What is required:
Find each line with "ciało" and copy it.

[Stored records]

────────────────

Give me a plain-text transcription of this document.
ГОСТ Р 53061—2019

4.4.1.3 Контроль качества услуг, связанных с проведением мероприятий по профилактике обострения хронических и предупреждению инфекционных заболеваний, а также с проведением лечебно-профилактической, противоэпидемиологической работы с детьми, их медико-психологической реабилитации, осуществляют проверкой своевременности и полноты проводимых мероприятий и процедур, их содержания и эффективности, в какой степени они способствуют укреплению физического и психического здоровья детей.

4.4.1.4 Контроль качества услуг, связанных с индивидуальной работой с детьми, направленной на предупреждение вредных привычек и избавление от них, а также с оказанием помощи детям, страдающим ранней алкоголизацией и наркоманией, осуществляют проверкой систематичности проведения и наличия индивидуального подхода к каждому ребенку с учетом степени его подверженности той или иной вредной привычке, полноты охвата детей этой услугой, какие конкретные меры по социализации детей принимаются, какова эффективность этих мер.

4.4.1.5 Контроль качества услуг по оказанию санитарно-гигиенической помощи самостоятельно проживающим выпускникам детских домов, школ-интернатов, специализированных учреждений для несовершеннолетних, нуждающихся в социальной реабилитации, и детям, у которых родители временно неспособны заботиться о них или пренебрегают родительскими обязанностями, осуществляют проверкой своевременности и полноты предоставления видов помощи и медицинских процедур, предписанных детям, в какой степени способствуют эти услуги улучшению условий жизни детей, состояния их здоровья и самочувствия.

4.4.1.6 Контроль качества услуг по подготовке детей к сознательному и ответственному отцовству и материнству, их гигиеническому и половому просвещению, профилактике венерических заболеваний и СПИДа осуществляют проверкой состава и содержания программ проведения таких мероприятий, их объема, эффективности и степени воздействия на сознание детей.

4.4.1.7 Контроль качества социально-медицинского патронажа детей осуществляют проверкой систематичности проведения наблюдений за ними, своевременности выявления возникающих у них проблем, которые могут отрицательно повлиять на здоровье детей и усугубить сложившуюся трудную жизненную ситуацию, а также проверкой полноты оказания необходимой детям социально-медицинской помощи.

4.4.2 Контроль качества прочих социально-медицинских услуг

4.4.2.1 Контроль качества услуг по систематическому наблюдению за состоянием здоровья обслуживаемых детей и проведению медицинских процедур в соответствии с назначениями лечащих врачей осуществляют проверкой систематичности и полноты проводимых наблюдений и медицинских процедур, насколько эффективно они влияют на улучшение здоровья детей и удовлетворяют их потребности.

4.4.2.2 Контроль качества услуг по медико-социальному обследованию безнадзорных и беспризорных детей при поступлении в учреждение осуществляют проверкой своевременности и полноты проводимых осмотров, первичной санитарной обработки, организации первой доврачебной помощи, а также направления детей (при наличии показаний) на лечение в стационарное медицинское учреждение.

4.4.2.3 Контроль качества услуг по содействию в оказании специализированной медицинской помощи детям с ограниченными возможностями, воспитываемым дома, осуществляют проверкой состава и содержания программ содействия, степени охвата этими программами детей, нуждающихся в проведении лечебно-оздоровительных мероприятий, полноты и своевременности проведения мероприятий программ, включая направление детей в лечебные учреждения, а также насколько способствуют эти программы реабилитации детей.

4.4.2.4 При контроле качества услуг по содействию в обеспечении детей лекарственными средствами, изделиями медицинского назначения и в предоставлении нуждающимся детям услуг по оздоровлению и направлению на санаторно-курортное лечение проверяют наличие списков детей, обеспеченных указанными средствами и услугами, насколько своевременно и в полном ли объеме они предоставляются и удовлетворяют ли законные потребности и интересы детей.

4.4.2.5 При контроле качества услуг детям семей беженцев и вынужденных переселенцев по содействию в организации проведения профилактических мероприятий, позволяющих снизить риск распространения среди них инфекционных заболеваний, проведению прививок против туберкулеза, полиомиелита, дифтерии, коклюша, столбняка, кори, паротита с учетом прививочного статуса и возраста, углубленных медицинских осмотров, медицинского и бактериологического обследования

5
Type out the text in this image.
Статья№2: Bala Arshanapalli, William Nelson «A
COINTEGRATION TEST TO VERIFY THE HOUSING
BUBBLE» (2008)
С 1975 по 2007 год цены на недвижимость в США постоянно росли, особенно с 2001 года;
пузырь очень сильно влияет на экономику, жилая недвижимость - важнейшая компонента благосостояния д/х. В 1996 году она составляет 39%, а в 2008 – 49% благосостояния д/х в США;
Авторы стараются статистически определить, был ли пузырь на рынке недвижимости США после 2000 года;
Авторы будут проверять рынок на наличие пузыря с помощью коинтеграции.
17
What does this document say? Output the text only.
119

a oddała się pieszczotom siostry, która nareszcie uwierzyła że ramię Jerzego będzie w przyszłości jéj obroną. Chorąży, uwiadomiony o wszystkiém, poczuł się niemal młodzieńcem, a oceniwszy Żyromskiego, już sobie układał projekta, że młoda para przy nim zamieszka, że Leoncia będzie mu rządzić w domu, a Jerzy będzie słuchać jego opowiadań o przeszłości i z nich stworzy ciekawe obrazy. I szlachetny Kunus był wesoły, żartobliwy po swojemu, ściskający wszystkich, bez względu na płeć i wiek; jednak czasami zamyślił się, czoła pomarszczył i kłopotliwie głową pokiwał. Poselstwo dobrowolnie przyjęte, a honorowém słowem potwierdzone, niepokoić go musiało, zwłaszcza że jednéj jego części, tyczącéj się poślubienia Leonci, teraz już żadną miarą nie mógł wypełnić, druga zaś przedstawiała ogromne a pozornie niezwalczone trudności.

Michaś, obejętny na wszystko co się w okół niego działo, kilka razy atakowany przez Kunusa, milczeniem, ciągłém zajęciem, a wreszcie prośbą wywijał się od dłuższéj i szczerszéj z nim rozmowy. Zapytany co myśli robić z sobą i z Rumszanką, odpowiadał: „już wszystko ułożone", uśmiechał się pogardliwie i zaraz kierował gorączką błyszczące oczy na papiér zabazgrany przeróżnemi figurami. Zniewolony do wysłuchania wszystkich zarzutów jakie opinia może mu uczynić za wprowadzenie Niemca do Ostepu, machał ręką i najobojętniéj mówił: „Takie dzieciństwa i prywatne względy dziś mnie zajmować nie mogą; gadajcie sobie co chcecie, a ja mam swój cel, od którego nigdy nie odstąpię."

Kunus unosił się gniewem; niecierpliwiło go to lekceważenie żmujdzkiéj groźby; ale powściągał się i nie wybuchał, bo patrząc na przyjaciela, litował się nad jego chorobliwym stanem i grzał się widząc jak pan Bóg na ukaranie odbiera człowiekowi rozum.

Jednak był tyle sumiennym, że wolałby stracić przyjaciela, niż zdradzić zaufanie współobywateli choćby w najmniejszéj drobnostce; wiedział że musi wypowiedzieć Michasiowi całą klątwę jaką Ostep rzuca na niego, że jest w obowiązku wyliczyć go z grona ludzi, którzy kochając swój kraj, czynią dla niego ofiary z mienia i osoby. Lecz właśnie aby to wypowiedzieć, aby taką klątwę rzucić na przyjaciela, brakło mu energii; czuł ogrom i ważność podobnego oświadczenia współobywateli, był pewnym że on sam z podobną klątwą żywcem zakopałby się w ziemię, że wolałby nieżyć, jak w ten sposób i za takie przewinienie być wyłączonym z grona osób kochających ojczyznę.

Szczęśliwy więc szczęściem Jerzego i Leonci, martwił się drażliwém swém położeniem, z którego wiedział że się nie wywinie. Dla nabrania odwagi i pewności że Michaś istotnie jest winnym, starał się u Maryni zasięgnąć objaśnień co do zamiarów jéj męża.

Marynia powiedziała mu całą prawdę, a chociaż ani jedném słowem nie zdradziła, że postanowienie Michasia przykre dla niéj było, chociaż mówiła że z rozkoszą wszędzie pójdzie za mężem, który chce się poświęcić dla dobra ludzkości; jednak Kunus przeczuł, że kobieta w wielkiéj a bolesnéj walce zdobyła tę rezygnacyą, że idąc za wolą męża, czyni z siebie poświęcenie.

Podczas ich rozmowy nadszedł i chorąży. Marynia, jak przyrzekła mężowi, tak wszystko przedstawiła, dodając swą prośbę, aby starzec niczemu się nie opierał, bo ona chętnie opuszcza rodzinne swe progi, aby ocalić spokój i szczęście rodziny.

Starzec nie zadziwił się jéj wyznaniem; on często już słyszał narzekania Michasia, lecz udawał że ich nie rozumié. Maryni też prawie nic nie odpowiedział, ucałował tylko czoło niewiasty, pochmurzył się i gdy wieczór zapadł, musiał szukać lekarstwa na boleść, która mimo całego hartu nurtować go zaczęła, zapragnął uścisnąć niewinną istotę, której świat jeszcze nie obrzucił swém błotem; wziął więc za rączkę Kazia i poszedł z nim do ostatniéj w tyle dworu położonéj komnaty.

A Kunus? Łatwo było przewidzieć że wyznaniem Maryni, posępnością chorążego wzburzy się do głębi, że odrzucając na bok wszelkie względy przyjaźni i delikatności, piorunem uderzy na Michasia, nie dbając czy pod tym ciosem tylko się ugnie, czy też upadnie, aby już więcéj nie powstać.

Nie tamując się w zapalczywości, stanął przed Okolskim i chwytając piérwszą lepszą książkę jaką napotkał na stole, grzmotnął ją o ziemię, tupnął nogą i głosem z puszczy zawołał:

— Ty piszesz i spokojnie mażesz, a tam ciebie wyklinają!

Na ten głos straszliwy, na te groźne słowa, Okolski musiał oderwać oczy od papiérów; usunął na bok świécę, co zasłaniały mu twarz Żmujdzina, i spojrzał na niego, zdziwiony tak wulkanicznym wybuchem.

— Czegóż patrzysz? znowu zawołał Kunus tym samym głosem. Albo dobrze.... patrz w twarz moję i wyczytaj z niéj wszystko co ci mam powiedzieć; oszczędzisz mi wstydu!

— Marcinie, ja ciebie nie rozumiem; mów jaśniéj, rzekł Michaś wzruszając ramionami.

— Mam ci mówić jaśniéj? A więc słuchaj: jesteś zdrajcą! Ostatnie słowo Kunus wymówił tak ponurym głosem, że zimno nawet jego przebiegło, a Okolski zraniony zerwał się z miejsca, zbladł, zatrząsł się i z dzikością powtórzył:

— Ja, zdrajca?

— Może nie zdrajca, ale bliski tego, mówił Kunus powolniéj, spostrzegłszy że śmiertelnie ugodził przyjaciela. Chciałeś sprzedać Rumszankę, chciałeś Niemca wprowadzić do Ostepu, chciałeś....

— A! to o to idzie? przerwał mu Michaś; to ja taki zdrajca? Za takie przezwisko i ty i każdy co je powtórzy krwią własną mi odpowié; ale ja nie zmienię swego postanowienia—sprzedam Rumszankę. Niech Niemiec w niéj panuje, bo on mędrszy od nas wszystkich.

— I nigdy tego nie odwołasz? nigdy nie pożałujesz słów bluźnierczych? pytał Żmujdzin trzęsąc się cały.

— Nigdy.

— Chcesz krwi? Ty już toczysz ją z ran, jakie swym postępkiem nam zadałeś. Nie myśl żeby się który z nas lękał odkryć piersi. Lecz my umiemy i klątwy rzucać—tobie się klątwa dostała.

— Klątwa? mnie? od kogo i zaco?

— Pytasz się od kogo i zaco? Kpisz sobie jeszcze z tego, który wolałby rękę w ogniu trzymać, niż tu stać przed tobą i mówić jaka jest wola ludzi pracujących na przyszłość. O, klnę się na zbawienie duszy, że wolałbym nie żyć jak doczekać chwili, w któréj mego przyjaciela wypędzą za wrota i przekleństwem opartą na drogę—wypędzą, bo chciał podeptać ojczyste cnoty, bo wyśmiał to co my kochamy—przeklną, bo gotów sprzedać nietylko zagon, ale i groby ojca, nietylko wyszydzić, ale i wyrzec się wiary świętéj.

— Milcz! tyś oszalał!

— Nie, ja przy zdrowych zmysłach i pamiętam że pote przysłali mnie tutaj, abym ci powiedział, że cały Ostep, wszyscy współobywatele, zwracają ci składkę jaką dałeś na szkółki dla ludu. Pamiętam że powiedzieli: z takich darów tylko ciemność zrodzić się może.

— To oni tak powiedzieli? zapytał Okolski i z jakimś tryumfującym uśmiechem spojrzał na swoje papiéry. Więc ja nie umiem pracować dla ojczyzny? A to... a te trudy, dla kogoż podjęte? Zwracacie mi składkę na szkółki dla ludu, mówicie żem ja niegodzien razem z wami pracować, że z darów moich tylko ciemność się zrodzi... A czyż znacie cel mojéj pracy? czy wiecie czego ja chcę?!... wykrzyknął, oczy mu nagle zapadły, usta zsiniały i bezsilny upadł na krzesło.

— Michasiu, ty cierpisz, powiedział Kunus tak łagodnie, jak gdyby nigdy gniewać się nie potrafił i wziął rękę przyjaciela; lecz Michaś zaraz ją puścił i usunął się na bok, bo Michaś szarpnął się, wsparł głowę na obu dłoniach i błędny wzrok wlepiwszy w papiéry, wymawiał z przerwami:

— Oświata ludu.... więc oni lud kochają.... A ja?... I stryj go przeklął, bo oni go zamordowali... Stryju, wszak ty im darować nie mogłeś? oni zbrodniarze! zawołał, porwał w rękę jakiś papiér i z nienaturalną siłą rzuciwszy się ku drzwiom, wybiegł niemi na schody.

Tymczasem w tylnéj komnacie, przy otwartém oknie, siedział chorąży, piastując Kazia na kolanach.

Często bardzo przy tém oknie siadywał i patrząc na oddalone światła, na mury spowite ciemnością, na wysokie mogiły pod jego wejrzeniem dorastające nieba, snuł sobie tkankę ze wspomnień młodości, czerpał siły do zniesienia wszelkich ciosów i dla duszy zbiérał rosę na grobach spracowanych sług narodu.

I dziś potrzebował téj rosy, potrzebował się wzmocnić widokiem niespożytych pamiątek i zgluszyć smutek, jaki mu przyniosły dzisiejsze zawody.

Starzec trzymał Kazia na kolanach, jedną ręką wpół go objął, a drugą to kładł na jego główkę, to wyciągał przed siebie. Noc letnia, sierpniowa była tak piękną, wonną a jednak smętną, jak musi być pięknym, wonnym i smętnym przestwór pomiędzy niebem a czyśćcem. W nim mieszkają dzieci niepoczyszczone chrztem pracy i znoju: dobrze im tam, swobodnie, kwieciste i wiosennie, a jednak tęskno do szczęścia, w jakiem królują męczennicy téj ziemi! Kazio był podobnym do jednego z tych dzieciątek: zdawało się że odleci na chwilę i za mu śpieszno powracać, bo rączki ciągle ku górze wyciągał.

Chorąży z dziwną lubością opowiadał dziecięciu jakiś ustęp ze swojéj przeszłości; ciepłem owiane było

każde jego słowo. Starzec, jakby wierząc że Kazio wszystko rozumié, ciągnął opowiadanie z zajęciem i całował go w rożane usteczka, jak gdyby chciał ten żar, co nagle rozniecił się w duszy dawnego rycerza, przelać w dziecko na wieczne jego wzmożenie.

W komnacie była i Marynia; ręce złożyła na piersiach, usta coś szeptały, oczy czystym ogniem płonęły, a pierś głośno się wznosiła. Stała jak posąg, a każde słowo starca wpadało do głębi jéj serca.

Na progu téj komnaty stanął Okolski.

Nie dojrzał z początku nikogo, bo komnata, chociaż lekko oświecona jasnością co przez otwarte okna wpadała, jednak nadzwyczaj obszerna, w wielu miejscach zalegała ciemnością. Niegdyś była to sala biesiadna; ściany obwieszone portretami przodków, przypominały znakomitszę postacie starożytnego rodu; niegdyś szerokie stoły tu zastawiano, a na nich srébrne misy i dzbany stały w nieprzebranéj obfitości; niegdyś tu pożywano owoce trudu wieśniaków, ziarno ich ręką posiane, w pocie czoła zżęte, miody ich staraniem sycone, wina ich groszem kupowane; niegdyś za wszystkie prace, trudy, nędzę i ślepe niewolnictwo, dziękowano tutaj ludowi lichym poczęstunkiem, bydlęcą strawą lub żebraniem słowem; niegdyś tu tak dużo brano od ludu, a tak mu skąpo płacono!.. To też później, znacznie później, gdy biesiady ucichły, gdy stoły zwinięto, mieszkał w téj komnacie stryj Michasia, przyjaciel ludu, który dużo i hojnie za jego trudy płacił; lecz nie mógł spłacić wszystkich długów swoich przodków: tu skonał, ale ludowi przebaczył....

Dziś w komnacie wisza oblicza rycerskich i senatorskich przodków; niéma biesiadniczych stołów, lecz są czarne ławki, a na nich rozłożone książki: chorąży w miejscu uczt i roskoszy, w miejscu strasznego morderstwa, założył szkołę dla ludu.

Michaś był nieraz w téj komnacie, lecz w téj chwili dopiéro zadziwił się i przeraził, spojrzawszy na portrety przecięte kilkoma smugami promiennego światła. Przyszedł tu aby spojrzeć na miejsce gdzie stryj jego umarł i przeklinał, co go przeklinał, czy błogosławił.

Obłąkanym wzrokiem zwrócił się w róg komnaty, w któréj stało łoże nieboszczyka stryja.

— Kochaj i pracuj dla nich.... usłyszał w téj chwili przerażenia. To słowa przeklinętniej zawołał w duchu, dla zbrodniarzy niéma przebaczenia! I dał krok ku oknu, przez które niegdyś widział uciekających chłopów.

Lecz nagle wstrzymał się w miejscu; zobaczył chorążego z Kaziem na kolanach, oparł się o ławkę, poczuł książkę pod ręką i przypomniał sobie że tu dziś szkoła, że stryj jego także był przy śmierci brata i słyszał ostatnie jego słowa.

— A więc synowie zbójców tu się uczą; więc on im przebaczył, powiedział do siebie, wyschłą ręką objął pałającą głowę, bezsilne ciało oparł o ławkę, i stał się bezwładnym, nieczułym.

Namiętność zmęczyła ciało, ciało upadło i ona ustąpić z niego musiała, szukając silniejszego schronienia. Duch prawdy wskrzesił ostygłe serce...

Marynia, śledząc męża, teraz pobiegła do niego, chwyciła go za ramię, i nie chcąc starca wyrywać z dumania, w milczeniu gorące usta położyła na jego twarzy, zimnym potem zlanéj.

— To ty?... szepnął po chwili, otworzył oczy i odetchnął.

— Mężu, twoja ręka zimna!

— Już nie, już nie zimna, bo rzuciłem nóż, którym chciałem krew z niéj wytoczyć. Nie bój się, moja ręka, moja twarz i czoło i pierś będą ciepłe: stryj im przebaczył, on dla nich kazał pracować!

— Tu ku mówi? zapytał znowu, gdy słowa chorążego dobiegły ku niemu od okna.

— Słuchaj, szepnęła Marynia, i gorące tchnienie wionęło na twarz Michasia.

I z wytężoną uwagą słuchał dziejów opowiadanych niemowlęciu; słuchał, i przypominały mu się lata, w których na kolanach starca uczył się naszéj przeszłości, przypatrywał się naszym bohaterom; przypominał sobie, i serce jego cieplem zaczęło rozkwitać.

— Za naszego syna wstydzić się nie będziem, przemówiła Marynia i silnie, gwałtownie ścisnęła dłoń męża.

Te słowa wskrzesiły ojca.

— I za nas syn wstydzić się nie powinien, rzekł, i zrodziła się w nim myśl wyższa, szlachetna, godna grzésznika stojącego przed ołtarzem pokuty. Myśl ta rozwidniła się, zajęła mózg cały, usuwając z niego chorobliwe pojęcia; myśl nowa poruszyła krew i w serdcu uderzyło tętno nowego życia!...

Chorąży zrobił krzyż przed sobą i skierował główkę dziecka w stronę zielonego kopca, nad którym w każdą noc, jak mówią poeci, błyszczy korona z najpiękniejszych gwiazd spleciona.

────────────────

Result:
— A więc synowie zbójców tu się uczą; więc on im przebaczył, powiedział do siebie, wyschłą ręką objął pałającą głowę, bezsilne ciało oparł o ławkę, i stał się bezwładnym, nieczułym.
Namiętność zmęczyła ciało, ciało upadło i ona ustąpić z niego musiała, szukając silniejszego schronienia. Duch prawdy wskrzesił ostygłe serce...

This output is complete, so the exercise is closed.